(AIM) Print all of the data exactly as written.

(RECORDS PROVIDED)
───

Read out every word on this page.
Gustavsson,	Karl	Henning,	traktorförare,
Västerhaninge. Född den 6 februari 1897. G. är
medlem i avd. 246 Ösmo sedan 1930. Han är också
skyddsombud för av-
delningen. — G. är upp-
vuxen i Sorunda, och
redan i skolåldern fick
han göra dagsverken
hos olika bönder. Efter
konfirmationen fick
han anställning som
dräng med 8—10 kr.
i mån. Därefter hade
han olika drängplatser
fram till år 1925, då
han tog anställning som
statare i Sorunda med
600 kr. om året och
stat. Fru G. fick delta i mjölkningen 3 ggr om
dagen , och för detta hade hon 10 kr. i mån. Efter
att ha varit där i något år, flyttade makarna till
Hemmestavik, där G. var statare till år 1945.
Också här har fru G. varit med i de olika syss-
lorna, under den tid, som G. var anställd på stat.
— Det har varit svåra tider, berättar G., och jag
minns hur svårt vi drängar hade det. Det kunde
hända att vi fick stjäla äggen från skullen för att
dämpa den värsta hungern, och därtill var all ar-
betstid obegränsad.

───

(ANSWER TO THIS EXERCISE)
Read out every word on this page.
Gustavsson,	Karl	Henning,	traktorförare,
Västerhaninge. Född den 6 februari 1897. G. är
medlem i avd. 246 Ösmo sedan 1930. Han är också
skyddsombud för av-
delningen. — G. är upp-
vuxen i Sorunda, och
redan i skolåldern fick
han göra dagsverken
hos olika bönder. Efter
konfirmationen fick
han anställning som
dräng med 8—10 kr.
i mån. Därefter hade
han olika drängplatser
fram till år 1925, då
han tog anställning som
statare i Sorunda med
600 kr. om året och
stat. Fru G. fick delta i mjölkningen 3 ggr om
dagen , och för detta hade hon 10 kr. i mån. Efter
att ha varit där i något år, flyttade makarna till
Hemmestavik, där G. var statare till år 1945.
Också här har fru G. varit med i de olika syss-
lorna, under den tid, som G. var anställd på stat.
— Det har varit svåra tider, berättar G., och jag
minns hur svårt vi drängar hade det. Det kunde
hända att vi fick stjäla äggen från skullen för att
dämpa den värsta hungern, och därtill var all ar-
betstid obegränsad.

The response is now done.